Reply with one number: the count of lines in the data that hold the string "επιβίωσης".

^^^^^^^^^^^^^^^^

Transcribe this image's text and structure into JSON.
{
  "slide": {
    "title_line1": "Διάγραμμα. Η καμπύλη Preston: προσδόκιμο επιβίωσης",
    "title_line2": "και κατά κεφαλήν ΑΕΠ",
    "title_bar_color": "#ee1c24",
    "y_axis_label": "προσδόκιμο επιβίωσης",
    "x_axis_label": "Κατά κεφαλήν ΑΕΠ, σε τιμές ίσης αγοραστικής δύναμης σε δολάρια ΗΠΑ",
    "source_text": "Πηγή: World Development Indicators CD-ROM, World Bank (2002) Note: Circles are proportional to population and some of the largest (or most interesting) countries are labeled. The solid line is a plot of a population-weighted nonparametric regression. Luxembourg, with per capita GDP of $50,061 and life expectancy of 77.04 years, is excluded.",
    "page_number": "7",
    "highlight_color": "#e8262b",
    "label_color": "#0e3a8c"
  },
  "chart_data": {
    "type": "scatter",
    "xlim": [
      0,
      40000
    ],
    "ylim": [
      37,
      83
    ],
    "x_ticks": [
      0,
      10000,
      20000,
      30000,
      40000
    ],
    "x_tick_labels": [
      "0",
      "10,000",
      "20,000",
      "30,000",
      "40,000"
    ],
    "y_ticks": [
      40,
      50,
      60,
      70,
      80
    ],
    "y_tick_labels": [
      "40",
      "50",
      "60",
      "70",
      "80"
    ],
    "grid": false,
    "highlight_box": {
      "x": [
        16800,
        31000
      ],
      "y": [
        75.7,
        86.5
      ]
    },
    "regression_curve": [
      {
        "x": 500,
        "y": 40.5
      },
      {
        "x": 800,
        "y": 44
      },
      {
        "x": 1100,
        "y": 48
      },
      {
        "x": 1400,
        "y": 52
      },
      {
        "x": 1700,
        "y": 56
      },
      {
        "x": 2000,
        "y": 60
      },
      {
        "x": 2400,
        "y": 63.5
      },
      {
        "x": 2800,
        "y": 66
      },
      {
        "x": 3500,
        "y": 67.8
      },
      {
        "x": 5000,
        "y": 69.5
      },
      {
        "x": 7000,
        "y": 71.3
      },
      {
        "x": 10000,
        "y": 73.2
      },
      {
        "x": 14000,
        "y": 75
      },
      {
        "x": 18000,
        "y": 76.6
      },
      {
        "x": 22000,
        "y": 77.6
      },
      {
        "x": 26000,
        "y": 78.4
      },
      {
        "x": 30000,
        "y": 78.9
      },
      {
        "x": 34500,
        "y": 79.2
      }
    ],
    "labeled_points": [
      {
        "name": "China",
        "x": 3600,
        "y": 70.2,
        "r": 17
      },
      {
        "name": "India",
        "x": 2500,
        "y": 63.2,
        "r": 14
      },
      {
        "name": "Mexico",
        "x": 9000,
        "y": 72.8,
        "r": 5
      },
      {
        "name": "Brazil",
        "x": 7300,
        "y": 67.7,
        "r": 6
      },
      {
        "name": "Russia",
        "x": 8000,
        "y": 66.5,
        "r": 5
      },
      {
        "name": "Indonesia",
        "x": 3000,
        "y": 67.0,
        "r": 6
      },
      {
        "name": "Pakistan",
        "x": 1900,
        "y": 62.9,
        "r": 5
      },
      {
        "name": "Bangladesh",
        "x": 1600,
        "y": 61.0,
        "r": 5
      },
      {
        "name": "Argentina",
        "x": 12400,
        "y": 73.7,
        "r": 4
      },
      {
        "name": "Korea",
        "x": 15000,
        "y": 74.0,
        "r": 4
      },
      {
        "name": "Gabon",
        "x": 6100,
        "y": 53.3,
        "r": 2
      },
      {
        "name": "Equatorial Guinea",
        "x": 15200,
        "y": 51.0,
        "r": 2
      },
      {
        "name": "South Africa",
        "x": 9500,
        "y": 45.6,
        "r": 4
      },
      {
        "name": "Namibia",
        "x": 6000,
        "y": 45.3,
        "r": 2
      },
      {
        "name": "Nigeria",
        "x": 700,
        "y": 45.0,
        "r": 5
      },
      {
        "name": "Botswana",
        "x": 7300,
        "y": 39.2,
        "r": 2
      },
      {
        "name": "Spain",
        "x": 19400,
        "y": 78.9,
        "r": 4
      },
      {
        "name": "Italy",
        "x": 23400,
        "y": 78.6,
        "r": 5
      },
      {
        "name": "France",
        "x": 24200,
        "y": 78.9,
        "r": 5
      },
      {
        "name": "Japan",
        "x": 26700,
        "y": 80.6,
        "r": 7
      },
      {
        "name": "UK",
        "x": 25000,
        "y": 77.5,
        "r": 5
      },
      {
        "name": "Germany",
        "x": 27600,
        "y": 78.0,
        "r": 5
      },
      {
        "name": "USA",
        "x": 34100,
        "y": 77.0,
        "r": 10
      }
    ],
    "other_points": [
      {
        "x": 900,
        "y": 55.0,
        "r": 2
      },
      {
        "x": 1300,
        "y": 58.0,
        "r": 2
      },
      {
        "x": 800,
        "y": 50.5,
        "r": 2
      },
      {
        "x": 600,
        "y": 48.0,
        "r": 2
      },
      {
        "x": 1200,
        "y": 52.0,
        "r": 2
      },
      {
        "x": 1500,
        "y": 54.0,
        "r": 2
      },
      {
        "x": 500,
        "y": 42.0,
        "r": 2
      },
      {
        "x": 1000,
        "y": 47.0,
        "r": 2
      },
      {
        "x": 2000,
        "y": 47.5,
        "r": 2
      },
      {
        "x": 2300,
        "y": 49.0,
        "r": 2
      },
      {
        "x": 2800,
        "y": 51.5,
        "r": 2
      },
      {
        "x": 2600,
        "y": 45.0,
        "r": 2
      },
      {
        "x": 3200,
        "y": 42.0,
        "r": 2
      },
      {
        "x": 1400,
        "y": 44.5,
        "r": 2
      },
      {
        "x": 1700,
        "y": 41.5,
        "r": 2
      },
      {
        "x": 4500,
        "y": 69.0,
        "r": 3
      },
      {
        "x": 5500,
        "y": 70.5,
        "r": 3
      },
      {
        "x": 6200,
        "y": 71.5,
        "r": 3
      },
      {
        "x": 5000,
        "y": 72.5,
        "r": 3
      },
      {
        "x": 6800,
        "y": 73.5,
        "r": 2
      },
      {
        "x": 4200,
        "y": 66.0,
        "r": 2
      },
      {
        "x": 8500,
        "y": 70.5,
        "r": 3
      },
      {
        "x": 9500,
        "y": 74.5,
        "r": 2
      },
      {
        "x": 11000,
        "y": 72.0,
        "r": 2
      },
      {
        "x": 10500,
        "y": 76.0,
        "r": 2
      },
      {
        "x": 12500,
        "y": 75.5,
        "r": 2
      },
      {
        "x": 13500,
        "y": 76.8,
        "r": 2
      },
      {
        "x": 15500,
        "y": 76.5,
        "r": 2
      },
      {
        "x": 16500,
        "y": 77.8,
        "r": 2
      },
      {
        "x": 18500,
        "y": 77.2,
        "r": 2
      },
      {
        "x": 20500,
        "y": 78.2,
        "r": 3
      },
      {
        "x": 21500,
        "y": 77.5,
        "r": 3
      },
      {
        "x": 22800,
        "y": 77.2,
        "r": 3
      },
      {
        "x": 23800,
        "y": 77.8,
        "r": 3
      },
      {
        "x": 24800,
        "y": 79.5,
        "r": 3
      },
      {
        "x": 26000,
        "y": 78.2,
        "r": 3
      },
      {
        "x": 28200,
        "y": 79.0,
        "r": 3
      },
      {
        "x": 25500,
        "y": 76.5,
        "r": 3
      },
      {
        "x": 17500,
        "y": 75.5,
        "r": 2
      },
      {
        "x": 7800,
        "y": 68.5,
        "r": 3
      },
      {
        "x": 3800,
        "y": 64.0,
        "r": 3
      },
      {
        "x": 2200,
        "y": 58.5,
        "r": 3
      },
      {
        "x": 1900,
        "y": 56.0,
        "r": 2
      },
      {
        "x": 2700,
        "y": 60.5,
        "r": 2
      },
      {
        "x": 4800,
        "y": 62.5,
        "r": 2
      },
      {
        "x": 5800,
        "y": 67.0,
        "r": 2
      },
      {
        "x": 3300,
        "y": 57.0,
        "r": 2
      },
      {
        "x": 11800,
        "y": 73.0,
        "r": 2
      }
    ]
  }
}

^^^^^^^^^^^^^^^^

Completed exercise | 2